Records

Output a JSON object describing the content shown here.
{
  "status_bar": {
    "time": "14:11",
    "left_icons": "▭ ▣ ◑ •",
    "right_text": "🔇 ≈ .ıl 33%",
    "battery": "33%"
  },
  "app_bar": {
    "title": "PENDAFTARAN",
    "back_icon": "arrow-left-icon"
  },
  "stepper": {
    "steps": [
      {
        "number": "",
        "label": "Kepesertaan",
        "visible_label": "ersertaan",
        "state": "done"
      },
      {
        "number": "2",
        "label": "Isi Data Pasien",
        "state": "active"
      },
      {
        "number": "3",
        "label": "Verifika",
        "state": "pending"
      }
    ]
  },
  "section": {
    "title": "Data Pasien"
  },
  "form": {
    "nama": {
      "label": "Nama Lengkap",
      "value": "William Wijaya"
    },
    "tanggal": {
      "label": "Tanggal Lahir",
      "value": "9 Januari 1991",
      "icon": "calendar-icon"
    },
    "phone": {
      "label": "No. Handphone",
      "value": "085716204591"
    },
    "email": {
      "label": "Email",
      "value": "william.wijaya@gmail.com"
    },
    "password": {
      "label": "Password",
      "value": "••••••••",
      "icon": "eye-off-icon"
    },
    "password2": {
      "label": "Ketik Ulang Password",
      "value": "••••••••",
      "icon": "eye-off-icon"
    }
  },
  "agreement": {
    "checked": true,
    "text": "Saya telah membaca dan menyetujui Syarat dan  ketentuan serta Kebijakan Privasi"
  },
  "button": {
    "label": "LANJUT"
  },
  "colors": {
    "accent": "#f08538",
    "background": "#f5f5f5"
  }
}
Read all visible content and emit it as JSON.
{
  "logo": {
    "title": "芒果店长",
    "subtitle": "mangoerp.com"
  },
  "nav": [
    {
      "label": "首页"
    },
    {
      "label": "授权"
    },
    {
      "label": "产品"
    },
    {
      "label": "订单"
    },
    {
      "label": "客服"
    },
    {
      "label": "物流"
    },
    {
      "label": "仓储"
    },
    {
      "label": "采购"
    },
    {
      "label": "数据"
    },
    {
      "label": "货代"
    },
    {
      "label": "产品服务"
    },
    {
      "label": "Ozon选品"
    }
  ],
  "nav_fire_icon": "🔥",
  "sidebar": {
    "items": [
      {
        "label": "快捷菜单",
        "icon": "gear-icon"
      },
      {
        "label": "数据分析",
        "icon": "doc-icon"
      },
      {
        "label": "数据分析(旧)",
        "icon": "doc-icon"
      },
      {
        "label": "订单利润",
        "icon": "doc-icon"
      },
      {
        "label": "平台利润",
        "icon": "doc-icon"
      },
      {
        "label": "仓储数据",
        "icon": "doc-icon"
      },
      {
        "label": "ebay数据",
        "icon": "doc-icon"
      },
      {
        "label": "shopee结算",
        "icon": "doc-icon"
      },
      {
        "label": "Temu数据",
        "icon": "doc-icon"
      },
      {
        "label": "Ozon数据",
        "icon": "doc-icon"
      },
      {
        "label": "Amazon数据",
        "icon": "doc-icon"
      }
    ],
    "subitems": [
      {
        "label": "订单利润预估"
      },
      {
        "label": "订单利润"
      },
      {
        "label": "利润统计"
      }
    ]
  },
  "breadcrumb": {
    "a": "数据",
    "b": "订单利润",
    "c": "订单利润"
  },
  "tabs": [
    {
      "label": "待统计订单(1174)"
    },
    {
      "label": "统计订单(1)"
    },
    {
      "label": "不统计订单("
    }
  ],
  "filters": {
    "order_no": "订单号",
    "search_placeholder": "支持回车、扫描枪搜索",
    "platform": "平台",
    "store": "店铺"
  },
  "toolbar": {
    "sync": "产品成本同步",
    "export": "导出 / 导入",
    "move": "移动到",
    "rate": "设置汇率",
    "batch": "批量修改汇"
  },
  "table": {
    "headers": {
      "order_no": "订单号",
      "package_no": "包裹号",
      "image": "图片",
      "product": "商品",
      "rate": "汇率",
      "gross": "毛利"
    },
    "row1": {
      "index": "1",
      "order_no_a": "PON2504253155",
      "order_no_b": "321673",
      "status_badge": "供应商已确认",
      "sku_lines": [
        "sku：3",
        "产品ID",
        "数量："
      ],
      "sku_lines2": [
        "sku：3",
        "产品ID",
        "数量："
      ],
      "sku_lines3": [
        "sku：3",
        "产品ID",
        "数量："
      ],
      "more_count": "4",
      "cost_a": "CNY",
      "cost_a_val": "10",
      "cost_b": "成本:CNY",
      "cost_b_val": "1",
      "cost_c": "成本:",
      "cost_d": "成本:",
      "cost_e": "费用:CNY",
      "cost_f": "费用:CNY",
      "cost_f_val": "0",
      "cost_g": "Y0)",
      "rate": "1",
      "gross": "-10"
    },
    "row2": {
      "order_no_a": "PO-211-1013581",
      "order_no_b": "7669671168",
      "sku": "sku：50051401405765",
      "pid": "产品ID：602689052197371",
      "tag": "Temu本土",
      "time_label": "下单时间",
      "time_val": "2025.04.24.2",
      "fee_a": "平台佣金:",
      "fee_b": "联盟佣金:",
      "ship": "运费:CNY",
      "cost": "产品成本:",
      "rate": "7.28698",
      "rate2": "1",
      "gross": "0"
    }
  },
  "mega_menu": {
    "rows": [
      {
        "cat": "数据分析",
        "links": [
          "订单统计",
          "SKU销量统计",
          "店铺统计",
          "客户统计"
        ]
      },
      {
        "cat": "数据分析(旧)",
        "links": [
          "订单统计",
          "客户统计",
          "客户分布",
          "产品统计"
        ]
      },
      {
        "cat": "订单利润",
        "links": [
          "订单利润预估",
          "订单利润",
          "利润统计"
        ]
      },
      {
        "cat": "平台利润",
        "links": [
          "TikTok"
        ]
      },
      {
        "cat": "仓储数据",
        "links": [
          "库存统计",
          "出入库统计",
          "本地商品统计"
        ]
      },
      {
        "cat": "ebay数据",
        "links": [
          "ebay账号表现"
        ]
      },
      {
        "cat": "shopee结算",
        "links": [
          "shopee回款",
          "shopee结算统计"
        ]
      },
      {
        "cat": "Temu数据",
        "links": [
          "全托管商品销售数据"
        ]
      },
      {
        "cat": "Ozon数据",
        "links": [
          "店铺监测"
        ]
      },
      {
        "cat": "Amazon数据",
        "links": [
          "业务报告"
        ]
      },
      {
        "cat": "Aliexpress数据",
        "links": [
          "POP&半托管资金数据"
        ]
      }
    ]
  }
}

Instructions to follow
Reproduce the material exactly, with every line intact.

Result of this exercise
Output a JSON object describing the content shown here.
{
  "status_bar": {
    "time": "14:11",
    "left_icons": "▭ ▣ ◑ •",
    "right_text": "🔇 ≈ .ıl 33%",
    "battery": "33%"
  },
  "app_bar": {
    "title": "PENDAFTARAN",
    "back_icon": "arrow-left-icon"
  },
  "stepper": {
    "steps": [
      {
        "number": "",
        "label": "Kepesertaan",
        "visible_label": "ersertaan",
        "state": "done"
      },
      {
        "number": "2",
        "label": "Isi Data Pasien",
        "state": "active"
      },
      {
        "number": "3",
        "label": "Verifika",
        "state": "pending"
      }
    ]
  },
  "section": {
    "title": "Data Pasien"
  },
  "form": {
    "nama": {
      "label": "Nama Lengkap",
      "value": "William Wijaya"
    },
    "tanggal": {
      "label": "Tanggal Lahir",
      "value": "9 Januari 1991",
      "icon": "calendar-icon"
    },
    "phone": {
      "label": "No. Handphone",
      "value": "085716204591"
    },
    "email": {
      "label": "Email",
      "value": "william.wijaya@gmail.com"
    },
    "password": {
      "label": "Password",
      "value": "••••••••",
      "icon": "eye-off-icon"
    },
    "password2": {
      "label": "Ketik Ulang Password",
      "value": "••••••••",
      "icon": "eye-off-icon"
    }
  },
  "agreement": {
    "checked": true,
    "text": "Saya telah membaca dan menyetujui Syarat dan  ketentuan serta Kebijakan Privasi"
  },
  "button": {
    "label": "LANJUT"
  },
  "colors": {
    "accent": "#f08538",
    "background": "#f5f5f5"
  }
}
Read all visible content and emit it as JSON.
{
  "logo": {
    "title": "芒果店长",
    "subtitle": "mangoerp.com"
  },
  "nav": [
    {
      "label": "首页"
    },
    {
      "label": "授权"
    },
    {
      "label": "产品"
    },
    {
      "label": "订单"
    },
    {
      "label": "客服"
    },
    {
      "label": "物流"
    },
    {
      "label": "仓储"
    },
    {
      "label": "采购"
    },
    {
      "label": "数据"
    },
    {
      "label": "货代"
    },
    {
      "label": "产品服务"
    },
    {
      "label": "Ozon选品"
    }
  ],
  "nav_fire_icon": "🔥",
  "sidebar": {
    "items": [
      {
        "label": "快捷菜单",
        "icon": "gear-icon"
      },
      {
        "label": "数据分析",
        "icon": "doc-icon"
      },
      {
        "label": "数据分析(旧)",
        "icon": "doc-icon"
      },
      {
        "label": "订单利润",
        "icon": "doc-icon"
      },
      {
        "label": "平台利润",
        "icon": "doc-icon"
      },
      {
        "label": "仓储数据",
        "icon": "doc-icon"
      },
      {
        "label": "ebay数据",
        "icon": "doc-icon"
      },
      {
        "label": "shopee结算",
        "icon": "doc-icon"
      },
      {
        "label": "Temu数据",
        "icon": "doc-icon"
      },
      {
        "label": "Ozon数据",
        "icon": "doc-icon"
      },
      {
        "label": "Amazon数据",
        "icon": "doc-icon"
      }
    ],
    "subitems": [
      {
        "label": "订单利润预估"
      },
      {
        "label": "订单利润"
      },
      {
        "label": "利润统计"
      }
    ]
  },
  "breadcrumb": {
    "a": "数据",
    "b": "订单利润",
    "c": "订单利润"
  },
  "tabs": [
    {
      "label": "待统计订单(1174)"
    },
    {
      "label": "统计订单(1)"
    },
    {
      "label": "不统计订单("
    }
  ],
  "filters": {
    "order_no": "订单号",
    "search_placeholder": "支持回车、扫描枪搜索",
    "platform": "平台",
    "store": "店铺"
  },
  "toolbar": {
    "sync": "产品成本同步",
    "export": "导出 / 导入",
    "move": "移动到",
    "rate": "设置汇率",
    "batch": "批量修改汇"
  },
  "table": {
    "headers": {
      "order_no": "订单号",
      "package_no": "包裹号",
      "image": "图片",
      "product": "商品",
      "rate": "汇率",
      "gross": "毛利"
    },
    "row1": {
      "index": "1",
      "order_no_a": "PON2504253155",
      "order_no_b": "321673",
      "status_badge": "供应商已确认",
      "sku_lines": [
        "sku：3",
        "产品ID",
        "数量："
      ],
      "sku_lines2": [
        "sku：3",
        "产品ID",
        "数量："
      ],
      "sku_lines3": [
        "sku：3",
        "产品ID",
        "数量："
      ],
      "more_count": "4",
      "cost_a": "CNY",
      "cost_a_val": "10",
      "cost_b": "成本:CNY",
      "cost_b_val": "1",
      "cost_c": "成本:",
      "cost_d": "成本:",
      "cost_e": "费用:CNY",
      "cost_f": "费用:CNY",
      "cost_f_val": "0",
      "cost_g": "Y0)",
      "rate": "1",
      "gross": "-10"
    },
    "row2": {
      "order_no_a": "PO-211-1013581",
      "order_no_b": "7669671168",
      "sku": "sku：50051401405765",
      "pid": "产品ID：602689052197371",
      "tag": "Temu本土",
      "time_label": "下单时间",
      "time_val": "2025.04.24.2",
      "fee_a": "平台佣金:",
      "fee_b": "联盟佣金:",
      "ship": "运费:CNY",
      "cost": "产品成本:",
      "rate": "7.28698",
      "rate2": "1",
      "gross": "0"
    }
  },
  "mega_menu": {
    "rows": [
      {
        "cat": "数据分析",
        "links": [
          "订单统计",
          "SKU销量统计",
          "店铺统计",
          "客户统计"
        ]
      },
      {
        "cat": "数据分析(旧)",
        "links": [
          "订单统计",
          "客户统计",
          "客户分布",
          "产品统计"
        ]
      },
      {
        "cat": "订单利润",
        "links": [
          "订单利润预估",
          "订单利润",
          "利润统计"
        ]
      },
      {
        "cat": "平台利润",
        "links": [
          "TikTok"
        ]
      },
      {
        "cat": "仓储数据",
        "links": [
          "库存统计",
          "出入库统计",
          "本地商品统计"
        ]
      },
      {
        "cat": "ebay数据",
        "links": [
          "ebay账号表现"
        ]
      },
      {
        "cat": "shopee结算",
        "links": [
          "shopee回款",
          "shopee结算统计"
        ]
      },
      {
        "cat": "Temu数据",
        "links": [
          "全托管商品销售数据"
        ]
      },
      {
        "cat": "Ozon数据",
        "links": [
          "店铺监测"
        ]
      },
      {
        "cat": "Amazon数据",
        "links": [
          "业务报告"
        ]
      },
      {
        "cat": "Aliexpress数据",
        "links": [
          "POP&半托管资金数据"
        ]
      }
    ]
  }
}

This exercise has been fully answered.